Top of Raw data

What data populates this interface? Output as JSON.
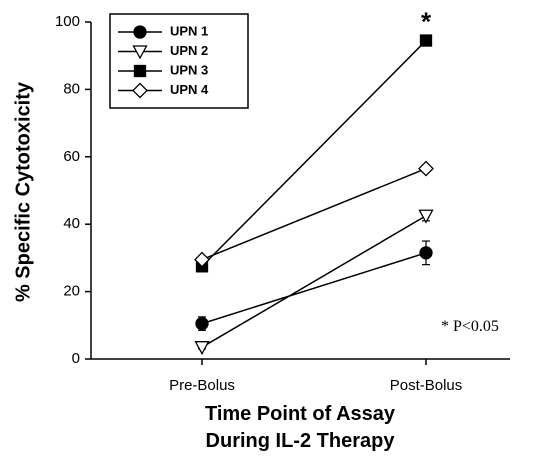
{
  "chart_data": {
    "type": "line",
    "categories": [
      "Pre-Bolus",
      "Post-Bolus"
    ],
    "ylabel": "% Specific Cytotoxicity",
    "xlabel_lines": [
      "Time Point of Assay",
      "During IL-2 Therapy"
    ],
    "ylim": [
      0,
      100
    ],
    "yticks": [
      0,
      20,
      40,
      60,
      80,
      100
    ],
    "grid": false,
    "legend_position": "top-left",
    "series": [
      {
        "name": "UPN 1",
        "marker": "circle-filled",
        "values": [
          10.5,
          31.5
        ],
        "errors": [
          2.0,
          3.5
        ]
      },
      {
        "name": "UPN 2",
        "marker": "triangle-down-open",
        "values": [
          3.5,
          42.5
        ],
        "errors": [
          0.5,
          1.5
        ]
      },
      {
        "name": "UPN 3",
        "marker": "square-filled",
        "values": [
          27.5,
          94.5
        ],
        "errors": [
          1.0,
          1.0
        ]
      },
      {
        "name": "UPN 4",
        "marker": "diamond-open",
        "values": [
          29.5,
          56.5
        ],
        "errors": [
          0.5,
          0.5
        ]
      }
    ],
    "annotations": {
      "significance_star": "*",
      "significance_star_at": {
        "category": "Post-Bolus",
        "value": 94.5
      },
      "pvalue_text": "* P<0.05"
    }
  }
}
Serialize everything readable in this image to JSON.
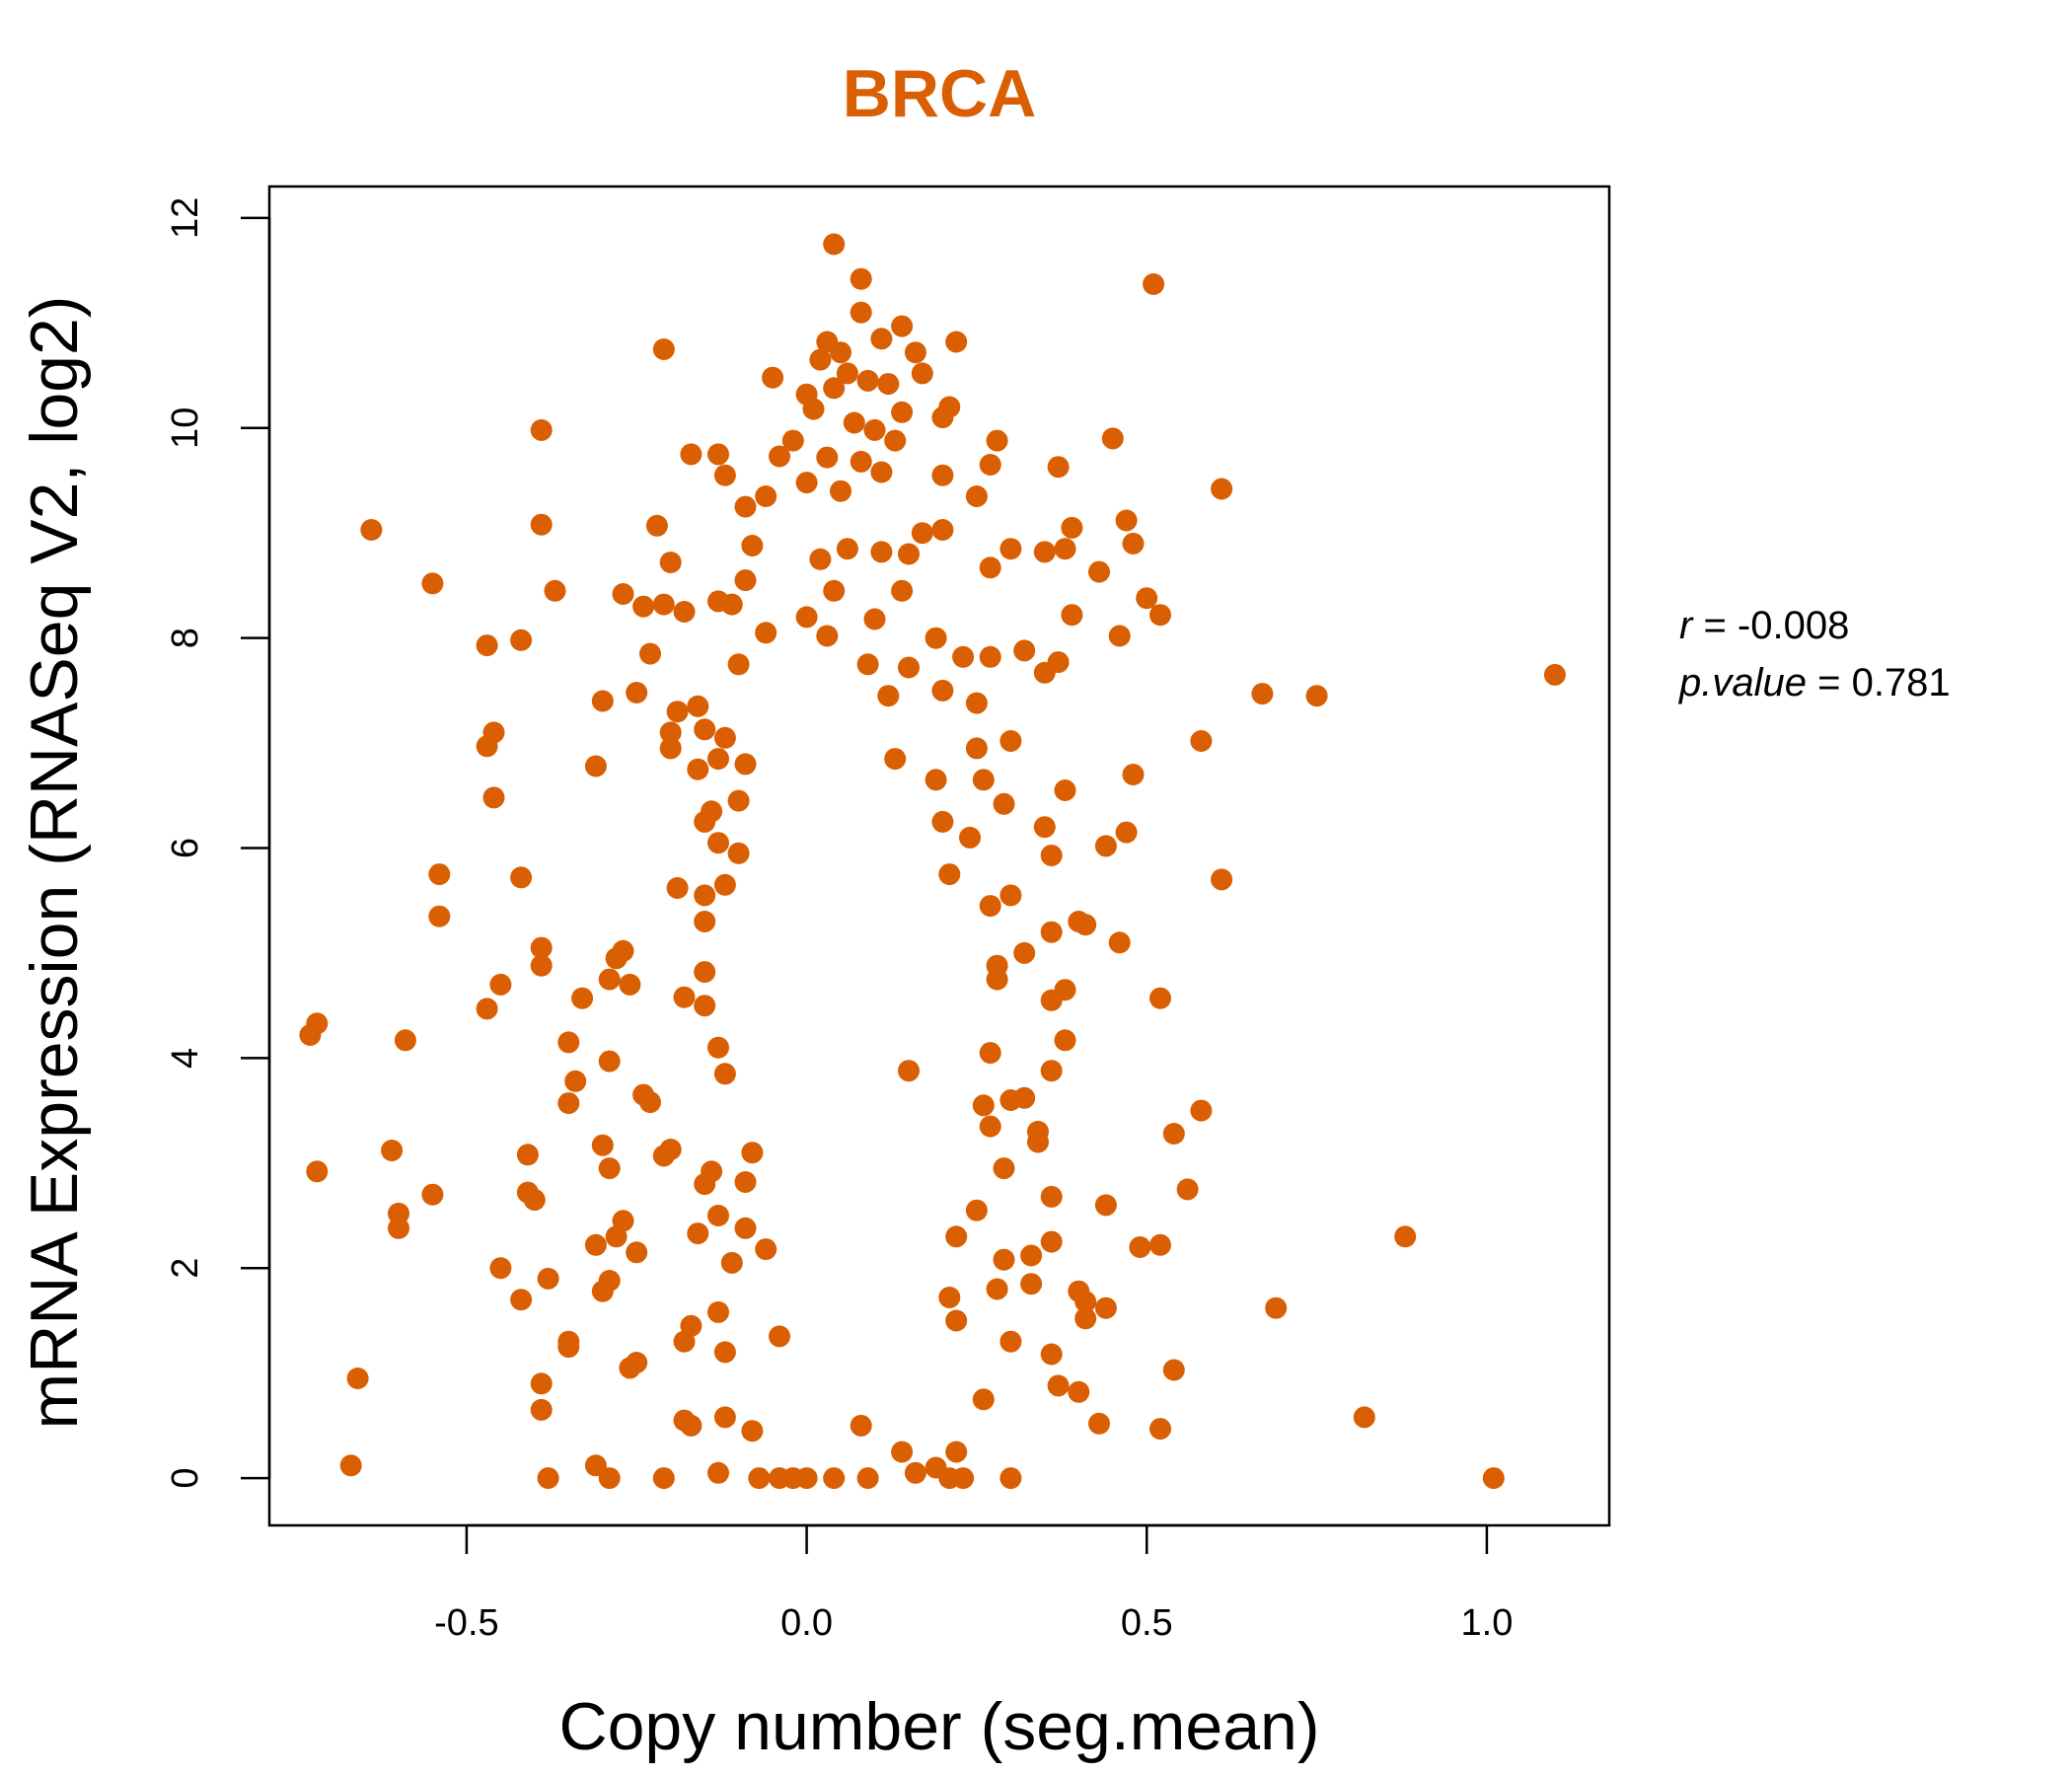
{
  "chart_data": {
    "type": "scatter",
    "title": "BRCA",
    "xlabel": "Copy number (seg.mean)",
    "ylabel": "mRNA Expression (RNASeq V2, log2)",
    "xlim": [
      -0.79,
      1.18
    ],
    "ylim": [
      -0.45,
      12.3
    ],
    "x_ticks": [
      -0.5,
      0.0,
      0.5,
      1.0
    ],
    "x_tick_labels": [
      "-0.5",
      "0.0",
      "0.5",
      "1.0"
    ],
    "y_ticks": [
      0,
      2,
      4,
      6,
      8,
      10,
      12
    ],
    "y_tick_labels": [
      "0",
      "2",
      "4",
      "6",
      "8",
      "10",
      "12"
    ],
    "grid": false,
    "point_color": "#D95F02",
    "annotation": {
      "r_label": "r",
      "r_value": "-0.008",
      "p_label": "p.value",
      "p_value": "0.781"
    },
    "points": [
      [
        0.04,
        11.75
      ],
      [
        0.51,
        11.37
      ],
      [
        0.08,
        11.42
      ],
      [
        0.08,
        11.1
      ],
      [
        -0.21,
        10.75
      ],
      [
        0.03,
        10.82
      ],
      [
        0.05,
        10.72
      ],
      [
        0.11,
        10.85
      ],
      [
        0.14,
        10.97
      ],
      [
        0.22,
        10.82
      ],
      [
        -0.05,
        10.48
      ],
      [
        0.02,
        10.65
      ],
      [
        0.06,
        10.52
      ],
      [
        0.16,
        10.72
      ],
      [
        0.17,
        10.52
      ],
      [
        0.09,
        10.45
      ],
      [
        0.12,
        10.42
      ],
      [
        0.0,
        10.32
      ],
      [
        0.04,
        10.38
      ],
      [
        0.21,
        10.2
      ],
      [
        0.2,
        10.1
      ],
      [
        0.14,
        10.15
      ],
      [
        -0.39,
        9.98
      ],
      [
        0.1,
        9.98
      ],
      [
        0.01,
        10.18
      ],
      [
        0.07,
        10.05
      ],
      [
        0.13,
        9.88
      ],
      [
        0.28,
        9.88
      ],
      [
        0.45,
        9.9
      ],
      [
        -0.02,
        9.88
      ],
      [
        -0.04,
        9.73
      ],
      [
        -0.17,
        9.75
      ],
      [
        -0.12,
        9.55
      ],
      [
        -0.13,
        9.75
      ],
      [
        0.03,
        9.72
      ],
      [
        0.08,
        9.68
      ],
      [
        0.11,
        9.58
      ],
      [
        0.2,
        9.55
      ],
      [
        0.27,
        9.65
      ],
      [
        0.37,
        9.63
      ],
      [
        0.61,
        9.42
      ],
      [
        -0.09,
        9.25
      ],
      [
        -0.06,
        9.35
      ],
      [
        0.0,
        9.48
      ],
      [
        0.05,
        9.4
      ],
      [
        0.25,
        9.35
      ],
      [
        0.47,
        9.12
      ],
      [
        -0.64,
        9.03
      ],
      [
        -0.39,
        9.08
      ],
      [
        -0.22,
        9.07
      ],
      [
        0.39,
        9.05
      ],
      [
        0.17,
        9.0
      ],
      [
        0.2,
        9.03
      ],
      [
        0.48,
        8.9
      ],
      [
        0.3,
        8.85
      ],
      [
        0.35,
        8.82
      ],
      [
        0.38,
        8.85
      ],
      [
        -0.2,
        8.72
      ],
      [
        -0.08,
        8.88
      ],
      [
        0.02,
        8.75
      ],
      [
        0.06,
        8.85
      ],
      [
        0.11,
        8.82
      ],
      [
        0.15,
        8.8
      ],
      [
        0.27,
        8.67
      ],
      [
        0.43,
        8.63
      ],
      [
        -0.55,
        8.52
      ],
      [
        -0.37,
        8.45
      ],
      [
        -0.13,
        8.35
      ],
      [
        -0.09,
        8.55
      ],
      [
        0.04,
        8.45
      ],
      [
        0.14,
        8.45
      ],
      [
        0.5,
        8.38
      ],
      [
        -0.27,
        8.42
      ],
      [
        -0.24,
        8.3
      ],
      [
        -0.21,
        8.32
      ],
      [
        -0.18,
        8.25
      ],
      [
        -0.11,
        8.32
      ],
      [
        0.52,
        8.22
      ],
      [
        0.39,
        8.22
      ],
      [
        0.0,
        8.2
      ],
      [
        0.1,
        8.18
      ],
      [
        0.19,
        8.0
      ],
      [
        -0.42,
        7.98
      ],
      [
        -0.47,
        7.93
      ],
      [
        -0.06,
        8.05
      ],
      [
        0.03,
        8.02
      ],
      [
        0.46,
        8.02
      ],
      [
        -0.23,
        7.85
      ],
      [
        0.32,
        7.88
      ],
      [
        0.37,
        7.77
      ],
      [
        -0.1,
        7.75
      ],
      [
        0.09,
        7.75
      ],
      [
        0.15,
        7.72
      ],
      [
        0.23,
        7.82
      ],
      [
        0.27,
        7.82
      ],
      [
        0.35,
        7.67
      ],
      [
        1.1,
        7.65
      ],
      [
        0.67,
        7.47
      ],
      [
        0.75,
        7.45
      ],
      [
        -0.3,
        7.4
      ],
      [
        -0.25,
        7.48
      ],
      [
        -0.16,
        7.35
      ],
      [
        -0.19,
        7.3
      ],
      [
        0.12,
        7.45
      ],
      [
        0.2,
        7.5
      ],
      [
        0.25,
        7.38
      ],
      [
        -0.2,
        7.1
      ],
      [
        -0.15,
        7.13
      ],
      [
        -0.12,
        7.05
      ],
      [
        -0.46,
        7.1
      ],
      [
        -0.47,
        6.97
      ],
      [
        0.3,
        7.02
      ],
      [
        0.58,
        7.02
      ],
      [
        -0.2,
        6.95
      ],
      [
        -0.13,
        6.85
      ],
      [
        -0.09,
        6.8
      ],
      [
        0.13,
        6.85
      ],
      [
        0.25,
        6.95
      ],
      [
        -0.31,
        6.78
      ],
      [
        -0.16,
        6.75
      ],
      [
        0.48,
        6.7
      ],
      [
        0.19,
        6.65
      ],
      [
        0.26,
        6.65
      ],
      [
        -0.46,
        6.48
      ],
      [
        0.38,
        6.55
      ],
      [
        -0.1,
        6.45
      ],
      [
        0.29,
        6.42
      ],
      [
        -0.14,
        6.35
      ],
      [
        -0.15,
        6.25
      ],
      [
        0.2,
        6.25
      ],
      [
        0.35,
        6.2
      ],
      [
        0.47,
        6.15
      ],
      [
        -0.13,
        6.05
      ],
      [
        -0.1,
        5.95
      ],
      [
        0.44,
        6.02
      ],
      [
        0.24,
        6.1
      ],
      [
        0.36,
        5.93
      ],
      [
        -0.54,
        5.75
      ],
      [
        -0.42,
        5.72
      ],
      [
        0.21,
        5.75
      ],
      [
        0.61,
        5.7
      ],
      [
        -0.19,
        5.62
      ],
      [
        -0.15,
        5.55
      ],
      [
        -0.12,
        5.65
      ],
      [
        0.3,
        5.55
      ],
      [
        -0.54,
        5.35
      ],
      [
        -0.15,
        5.3
      ],
      [
        0.27,
        5.45
      ],
      [
        0.41,
        5.27
      ],
      [
        0.4,
        5.3
      ],
      [
        0.36,
        5.2
      ],
      [
        0.46,
        5.1
      ],
      [
        -0.39,
        5.05
      ],
      [
        -0.39,
        4.88
      ],
      [
        -0.27,
        5.02
      ],
      [
        -0.28,
        4.95
      ],
      [
        -0.15,
        4.82
      ],
      [
        0.32,
        5.0
      ],
      [
        0.28,
        4.88
      ],
      [
        -0.45,
        4.7
      ],
      [
        -0.26,
        4.7
      ],
      [
        -0.29,
        4.75
      ],
      [
        0.28,
        4.75
      ],
      [
        0.38,
        4.65
      ],
      [
        -0.47,
        4.47
      ],
      [
        -0.33,
        4.57
      ],
      [
        -0.18,
        4.58
      ],
      [
        -0.15,
        4.5
      ],
      [
        0.36,
        4.55
      ],
      [
        0.52,
        4.57
      ],
      [
        -0.72,
        4.33
      ],
      [
        -0.73,
        4.22
      ],
      [
        -0.59,
        4.17
      ],
      [
        -0.35,
        4.15
      ],
      [
        -0.13,
        4.1
      ],
      [
        0.27,
        4.05
      ],
      [
        0.38,
        4.17
      ],
      [
        -0.29,
        3.97
      ],
      [
        -0.12,
        3.85
      ],
      [
        0.15,
        3.88
      ],
      [
        0.36,
        3.88
      ],
      [
        -0.34,
        3.78
      ],
      [
        -0.24,
        3.65
      ],
      [
        -0.23,
        3.58
      ],
      [
        -0.35,
        3.57
      ],
      [
        0.58,
        3.5
      ],
      [
        0.3,
        3.6
      ],
      [
        0.26,
        3.55
      ],
      [
        0.32,
        3.62
      ],
      [
        0.27,
        3.35
      ],
      [
        0.34,
        3.3
      ],
      [
        0.54,
        3.28
      ],
      [
        -0.3,
        3.17
      ],
      [
        -0.2,
        3.13
      ],
      [
        -0.21,
        3.07
      ],
      [
        -0.08,
        3.1
      ],
      [
        -0.61,
        3.12
      ],
      [
        -0.41,
        3.08
      ],
      [
        0.34,
        3.2
      ],
      [
        -0.29,
        2.95
      ],
      [
        -0.14,
        2.92
      ],
      [
        -0.72,
        2.92
      ],
      [
        0.29,
        2.95
      ],
      [
        -0.15,
        2.8
      ],
      [
        -0.09,
        2.82
      ],
      [
        -0.55,
        2.7
      ],
      [
        -0.41,
        2.72
      ],
      [
        -0.4,
        2.65
      ],
      [
        0.36,
        2.68
      ],
      [
        0.56,
        2.75
      ],
      [
        -0.6,
        2.52
      ],
      [
        -0.6,
        2.38
      ],
      [
        -0.27,
        2.45
      ],
      [
        -0.13,
        2.5
      ],
      [
        0.25,
        2.55
      ],
      [
        0.44,
        2.6
      ],
      [
        -0.09,
        2.38
      ],
      [
        -0.16,
        2.33
      ],
      [
        -0.28,
        2.3
      ],
      [
        -0.31,
        2.22
      ],
      [
        0.22,
        2.3
      ],
      [
        0.36,
        2.25
      ],
      [
        0.52,
        2.22
      ],
      [
        0.49,
        2.2
      ],
      [
        0.88,
        2.3
      ],
      [
        -0.25,
        2.15
      ],
      [
        -0.06,
        2.18
      ],
      [
        -0.45,
        2.0
      ],
      [
        -0.11,
        2.05
      ],
      [
        0.29,
        2.08
      ],
      [
        0.33,
        2.12
      ],
      [
        -0.38,
        1.9
      ],
      [
        -0.29,
        1.88
      ],
      [
        0.33,
        1.85
      ],
      [
        -0.3,
        1.78
      ],
      [
        0.28,
        1.8
      ],
      [
        0.4,
        1.78
      ],
      [
        -0.42,
        1.7
      ],
      [
        0.21,
        1.72
      ],
      [
        0.41,
        1.68
      ],
      [
        0.44,
        1.62
      ],
      [
        0.69,
        1.62
      ],
      [
        -0.13,
        1.58
      ],
      [
        -0.17,
        1.45
      ],
      [
        0.22,
        1.5
      ],
      [
        0.41,
        1.52
      ],
      [
        -0.35,
        1.3
      ],
      [
        -0.35,
        1.25
      ],
      [
        -0.18,
        1.3
      ],
      [
        -0.04,
        1.35
      ],
      [
        0.3,
        1.3
      ],
      [
        -0.12,
        1.2
      ],
      [
        0.36,
        1.18
      ],
      [
        -0.25,
        1.1
      ],
      [
        -0.26,
        1.05
      ],
      [
        0.54,
        1.03
      ],
      [
        -0.66,
        0.95
      ],
      [
        -0.39,
        0.9
      ],
      [
        0.37,
        0.88
      ],
      [
        0.4,
        0.82
      ],
      [
        0.26,
        0.75
      ],
      [
        -0.39,
        0.65
      ],
      [
        -0.18,
        0.55
      ],
      [
        -0.17,
        0.5
      ],
      [
        -0.12,
        0.58
      ],
      [
        0.82,
        0.58
      ],
      [
        0.43,
        0.52
      ],
      [
        0.52,
        0.47
      ],
      [
        -0.08,
        0.45
      ],
      [
        0.08,
        0.5
      ],
      [
        0.14,
        0.25
      ],
      [
        0.22,
        0.25
      ],
      [
        -0.67,
        0.12
      ],
      [
        -0.31,
        0.12
      ],
      [
        0.19,
        0.1
      ],
      [
        -0.38,
        0.0
      ],
      [
        -0.29,
        0.0
      ],
      [
        -0.21,
        0.0
      ],
      [
        -0.13,
        0.05
      ],
      [
        -0.07,
        0.0
      ],
      [
        -0.04,
        0.0
      ],
      [
        -0.02,
        0.0
      ],
      [
        0.0,
        0.0
      ],
      [
        0.04,
        0.0
      ],
      [
        0.09,
        0.0
      ],
      [
        0.16,
        0.05
      ],
      [
        0.21,
        0.0
      ],
      [
        0.3,
        0.0
      ],
      [
        1.01,
        0.0
      ],
      [
        0.23,
        0.0
      ]
    ]
  }
}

Bottom of Raw data

Aim of the exercise:
Pick out every line above that holds the word "name" and copy it.

Task result:
        "name": "UPN 1",
        "name": "UPN 2",
        "name": "UPN 3",
        "name": "UPN 4",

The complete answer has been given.